GOAL ::
Only a number is wanted: how many lines in the listing contain the word "如果尝试执行时发生错误"?

(Saved entries)
====================

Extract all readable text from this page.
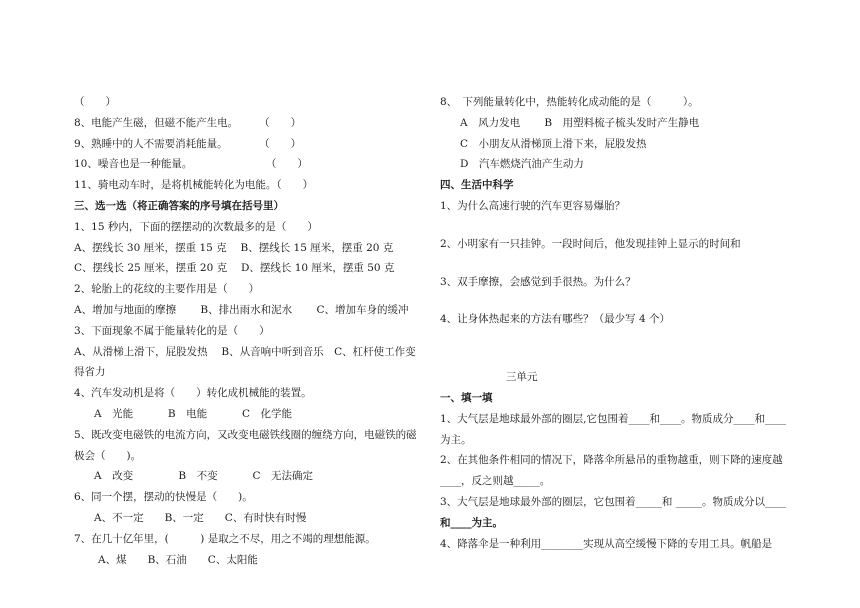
（　　）
8、电能产生磁，但磁不能产生电。　　　（　　）
9、熟睡中的人不需要消耗能量。　　　　（　　）
10、噪音也是一种能量。　　　　　　　　（　　）
11、骑电动车时，是将机械能转化为电能。（　　）
三、选一选（将正确答案的序号填在括号里）
1、15 秒内，下面的摆摆动的次数最多的是（　　）
A、摆线长 30 厘米，摆重 15 克　 B、摆线长 15 厘米，摆重 20 克
C、摆线长 25 厘米，摆重 20 克　 D、摆线长 10 厘米，摆重 50 克
2、轮胎上的花纹的主要作用是（　　）
A、增加与地面的摩擦　　 B、排出雨水和泥水　　 C、增加车身的缓冲
3、下面现象不属于能量转化的是（　　）
A、从滑梯上滑下，屁股发热　 B、从音响中听到音乐　C、杠杆使工作变
得省力
4、汽车发动机是将（　　）转化成机械能的装置。
A　光能　　　 B　电能　　　 C　化学能
5、既改变电磁铁的电流方向，又改变电磁铁线圈的缠绕方向，电磁铁的磁
极会（　　)。
A　改变　　　　 B　不变　　　 C　无法确定
6、同一个摆，摆动的快慢是（　　)。
A、不一定　　B、一定　　C、有时快有时慢
7、在几十亿年里，(　　　) 是取之不尽，用之不竭的理想能源。
A、煤　　B、石油　　C、太阳能
8、　下列能量转化中，热能转化成动能的是（　　　）。
A　风力发电　　 B　用塑料梳子梳头发时产生静电
C　小朋友从滑梯顶上滑下来，屁股发热
D　汽车燃烧汽油产生动力
四、生活中科学
1、为什么高速行驶的汽车更容易爆胎？
2、小明家有一只挂钟。一段时间后，他发现挂钟上显示的时间和
3、双手摩擦，会感觉到手很热。为什么？
4、让身体热起来的方法有哪些？（最少写 4 个）
三单元
一、填一填
1、大气层是地球最外部的圈层,它包围着____和____。物质成分____和____
为主。
2、在其他条件相同的情况下，降落伞所悬吊的重物越重，则下降的速度越
____，反之则越_____。
3、大气层是地球最外部的圈层，它包围着_____和 _____。物质成分以____
和____为主。
4、降落伞是一种利用________实现从高空缓慢下降的专用工具。帆船是
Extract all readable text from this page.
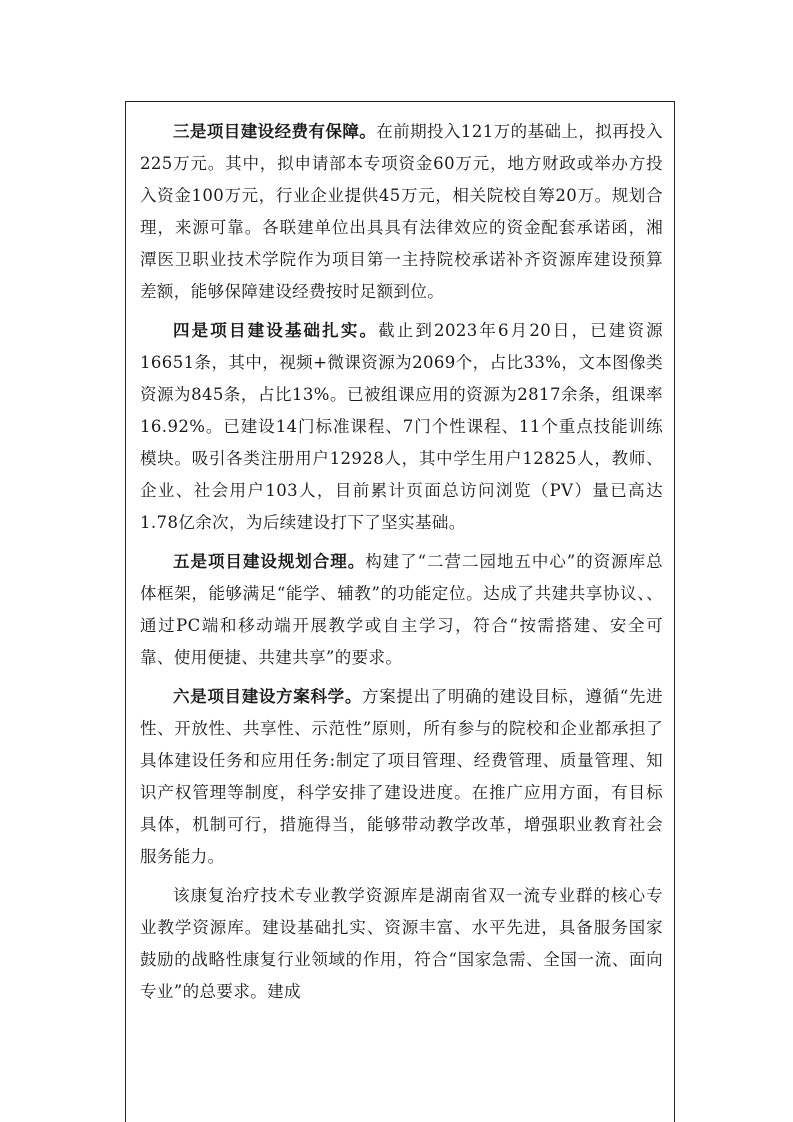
三是项目建设经费有保障。在前期投入121万的基础上，拟再投入225万元。其中，拟申请部本专项资金60万元，地方财政或举办方投入资金100万元，行业企业提供45万元，相关院校自筹20万。规划合理，来源可靠。各联建单位出具具有法律效应的资金配套承诺函，湘潭医卫职业技术学院作为项目第一主持院校承诺补齐资源库建设预算差额，能够保障建设经费按时足额到位。

四是项目建设基础扎实。截止到2023年6月20日，已建资源16651条，其中，视频+微课资源为2069个，占比33%，文本图像类资源为845条，占比13%。已被组课应用的资源为2817余条，组课率16.92%。已建设14门标准课程、7门个性课程、11个重点技能训练模块。吸引各类注册用户12928人，其中学生用户12825人，教师、企业、社会用户103人，目前累计页面总访问浏览（PV）量已高达1.78亿余次，为后续建设打下了坚实基础。

五是项目建设规划合理。构建了“二营二园地五中心”的资源库总体框架，能够满足“能学、辅教”的功能定位。达成了共建共享协议、、通过PC端和移动端开展教学或自主学习，符合“按需搭建、安全可靠、使用便捷、共建共享”的要求。

六是项目建设方案科学。方案提出了明确的建设目标，遵循“先进性、开放性、共享性、示范性”原则，所有参与的院校和企业都承担了具体建设任务和应用任务:制定了项目管理、经费管理、质量管理、知识产权管理等制度，科学安排了建设进度。在推广应用方面，有目标具体，机制可行，措施得当，能够带动教学改革，增强职业教育社会服务能力。

该康复治疗技术专业教学资源库是湖南省双一流专业群的核心专业教学资源库。建设基础扎实、资源丰富、水平先进，具备服务国家鼓励的战略性康复行业领域的作用，符合“国家急需、全国一流、面向专业”的总要求。建成
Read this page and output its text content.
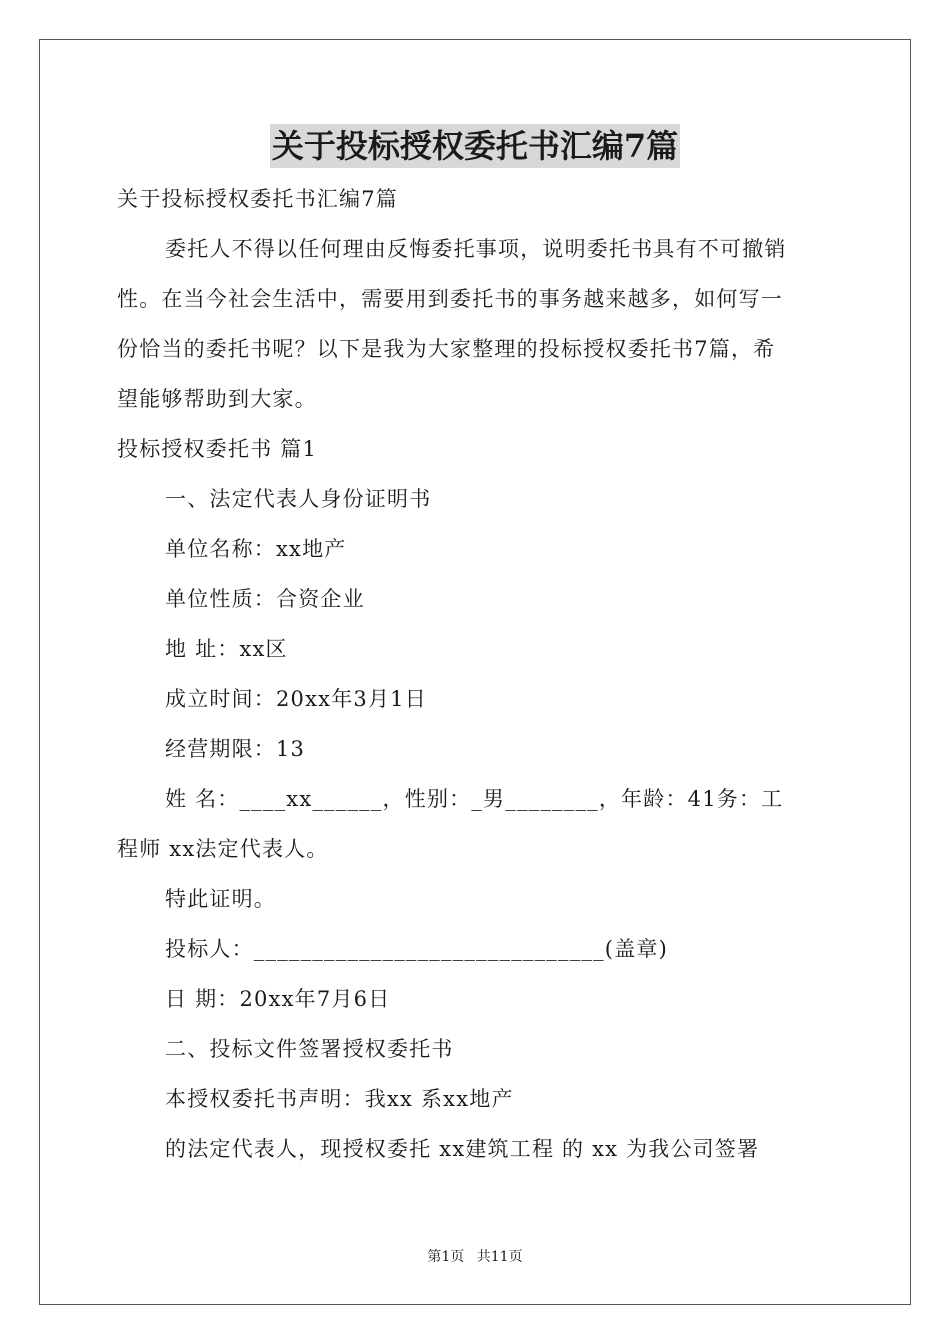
关于投标授权委托书汇编7篇
关于投标授权委托书汇编7篇
委托人不得以任何理由反悔委托事项，说明委托书具有不可撤销
性。在当今社会生活中，需要用到委托书的事务越来越多，如何写一
份恰当的委托书呢？以下是我为大家整理的投标授权委托书7篇，希
望能够帮助到大家。
投标授权委托书 篇1
一、法定代表人身份证明书
单位名称：xx地产
单位性质：合资企业
地 址：xx区
成立时间：20xx年3月1日
经营期限：13
姓 名：____xx______，性别：_男________，年龄：41务：工
程师 xx法定代表人。
特此证明。
投标人：______________________________(盖章)
日 期：20xx年7月6日
二、投标文件签署授权委托书
本授权委托书声明：我xx 系xx地产
的法定代表人，现授权委托 xx建筑工程 的 xx 为我公司签署
第1页 共11页
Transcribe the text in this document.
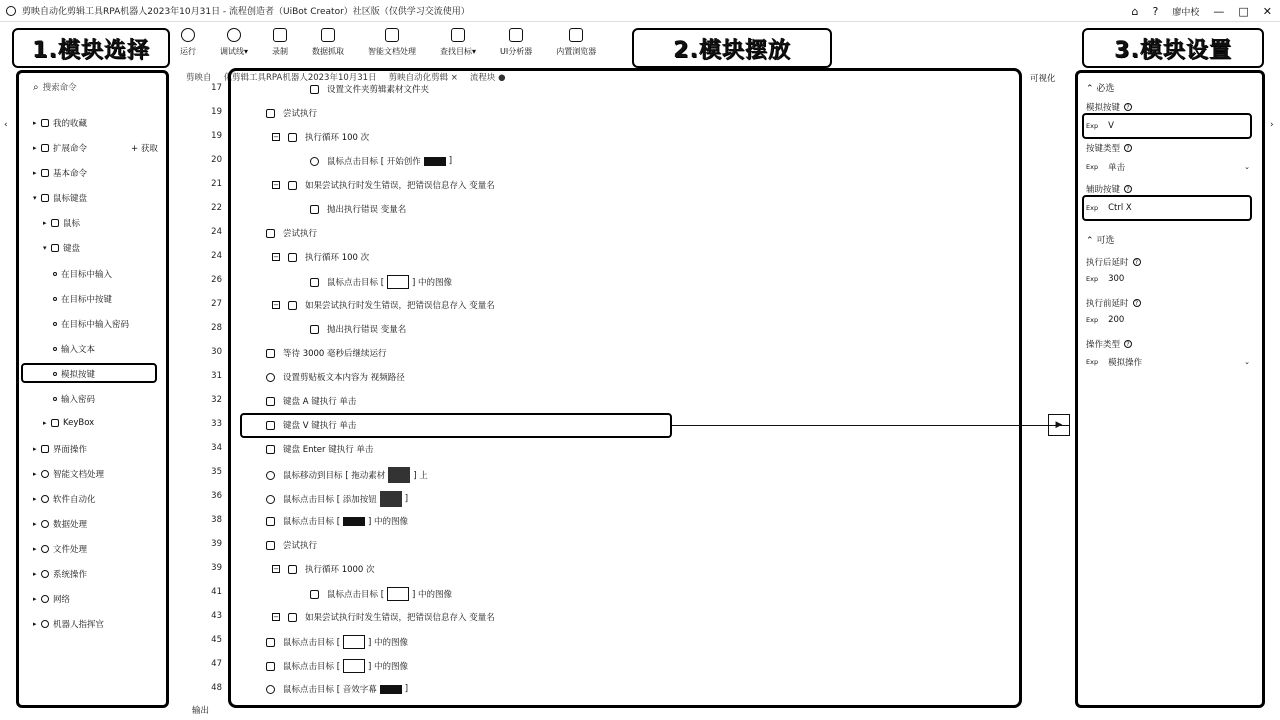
剪映自动化剪辑工具RPA机器人2023年10月31日 - 流程创造者（UiBot Creator）社区版（仅供学习交流使用）	⌂ ? 廖中校 — □ ✕
1.模块选择	2.模块摆放	3.模块设置
运行	调试线▾	录制	数据抓取	智能文档处理	查找目标▾	UI分析器	内置浏览器
⌕ 搜索命令
▸	我的收藏
▸	扩展命令	+ 获取
▸	基本命令
▾	鼠标键盘
▸	鼠标
▾	键盘
在目标中输入
在目标中按键
在目标中输入密码
输入文本
模拟按键
输入密码
▸	KeyBox
▸	界面操作
▸	智能文档处理
▸	软件自动化
▸	数据处理
▸	文件处理
▸	系统操作
▸	网络
▸	机器人指挥官
剪映自 化剪辑工具RPA机器人2023年10月31日 剪映自动化剪辑 × 流程块 ●
17	设置文件夹剪辑素材文件夹
19	尝试执行
19	−	执行循环 100 次
20	鼠标点击目标 [ 开始创作	]
21	−	如果尝试执行时发生错误，把错误信息存入 变量名
22	抛出执行错误 变量名
24	尝试执行
24	−	执行循环 100 次
26	鼠标点击目标 [	] 中的图像
27	−	如果尝试执行时发生错误，把错误信息存入 变量名
28	抛出执行错误 变量名
30	等待 3000 毫秒后继续运行
31	设置剪贴板文本内容为 视频路径
32	键盘 A 键执行 单击
33	键盘 V 键执行 单击
34	键盘 Enter 键执行 单击
35	鼠标移动到目标 [ 拖动素材	] 上
36	鼠标点击目标 [ 添加按钮	]
38	鼠标点击目标 [	] 中的图像
39	尝试执行
39	−	执行循环 1000 次
41	鼠标点击目标 [	] 中的图像
43	−	如果尝试执行时发生错误，把错误信息存入 变量名
45	鼠标点击目标 [	] 中的图像
47	鼠标点击目标 [	] 中的图像
48	鼠标点击目标 [ 音效字幕	]
▶
可视化
输出
‹	›
⌃ 必选
⌃ 可选
模拟按键	?
Exp V
按键类型	?
Exp 单击	⌄
辅助按键	?
Exp Ctrl X
执行后延时	?
Exp 300
执行前延时	?
Exp 200
操作类型	?
Exp 模拟操作	⌄
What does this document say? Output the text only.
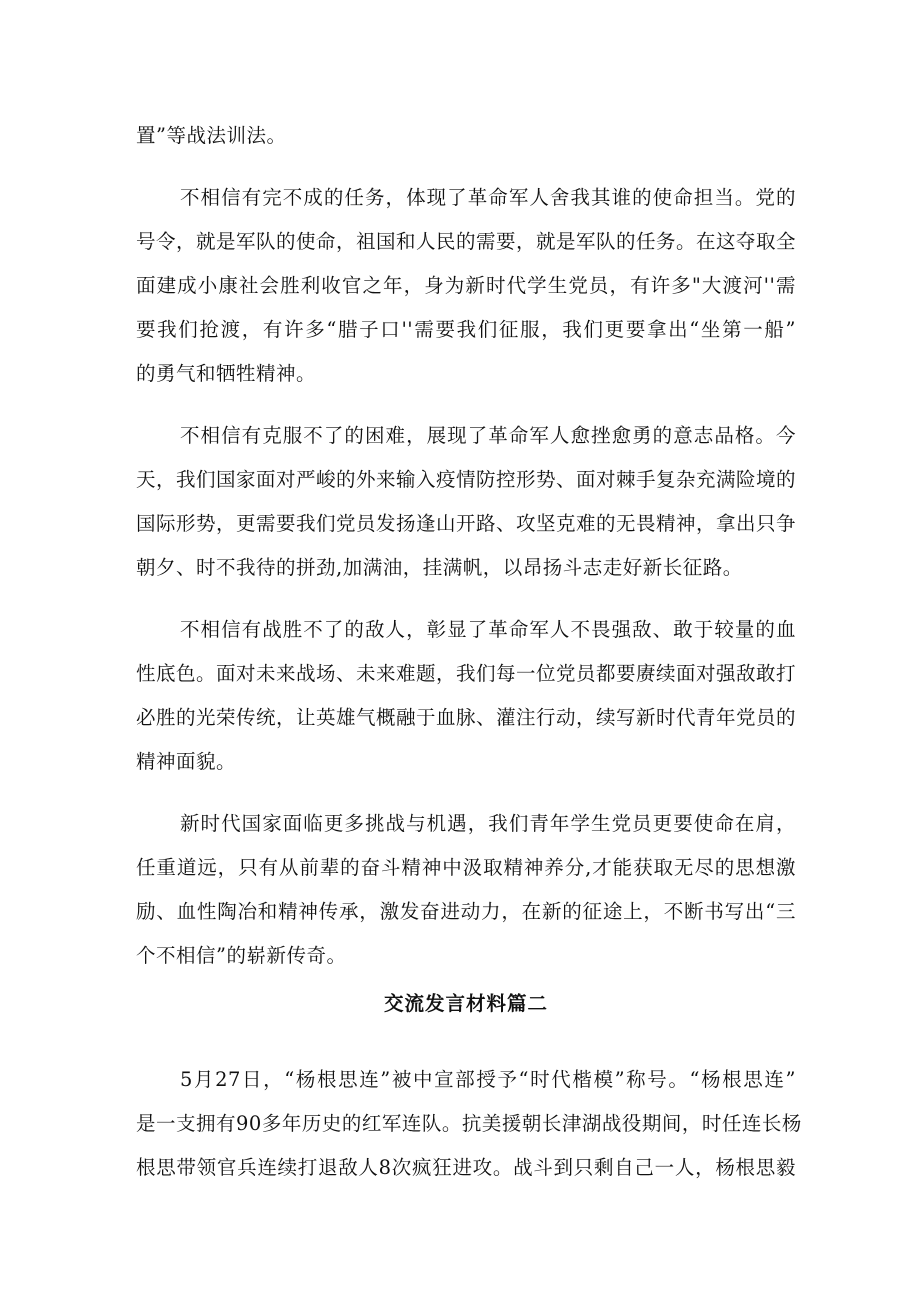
置”等战法训法。
不相信有完不成的任务，体现了革命军人舍我其谁的使命担当。党的
号令，就是军队的使命，祖国和人民的需要，就是军队的任务。在这夺取全
面建成小康社会胜利收官之年，身为新时代学生党员，有许多"大渡河''需
要我们抢渡，有许多“腊子口''需要我们征服，我们更要拿出“坐第一船”
的勇气和牺牲精神。
不相信有克服不了的困难，展现了革命军人愈挫愈勇的意志品格。今
天，我们国家面对严峻的外来输入疫情防控形势、面对棘手复杂充满险境的
国际形势，更需要我们党员发扬逢山开路、攻坚克难的无畏精神，拿出只争
朝夕、时不我待的拼劲,加满油，挂满帆，以昂扬斗志走好新长征路。
不相信有战胜不了的敌人，彰显了革命军人不畏强敌、敢于较量的血
性底色。面对未来战场、未来难题，我们每一位党员都要赓续面对强敌敢打
必胜的光荣传统，让英雄气概融于血脉、灌注行动，续写新时代青年党员的
精神面貌。
新时代国家面临更多挑战与机遇，我们青年学生党员更要使命在肩，
任重道远，只有从前辈的奋斗精神中汲取精神养分,才能获取无尽的思想激
励、血性陶冶和精神传承，激发奋进动力，在新的征途上，不断书写出“三
个不相信”的崭新传奇。
交流发言材料篇二
5月27日，“杨根思连”被中宣部授予“时代楷模”称号。“杨根思连”
是一支拥有90多年历史的红军连队。抗美援朝长津湖战役期间，时任连长杨
根思带领官兵连续打退敌人8次疯狂进攻。战斗到只剩自己一人，杨根思毅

====================

SOLUTION TO THIS TASK ::
3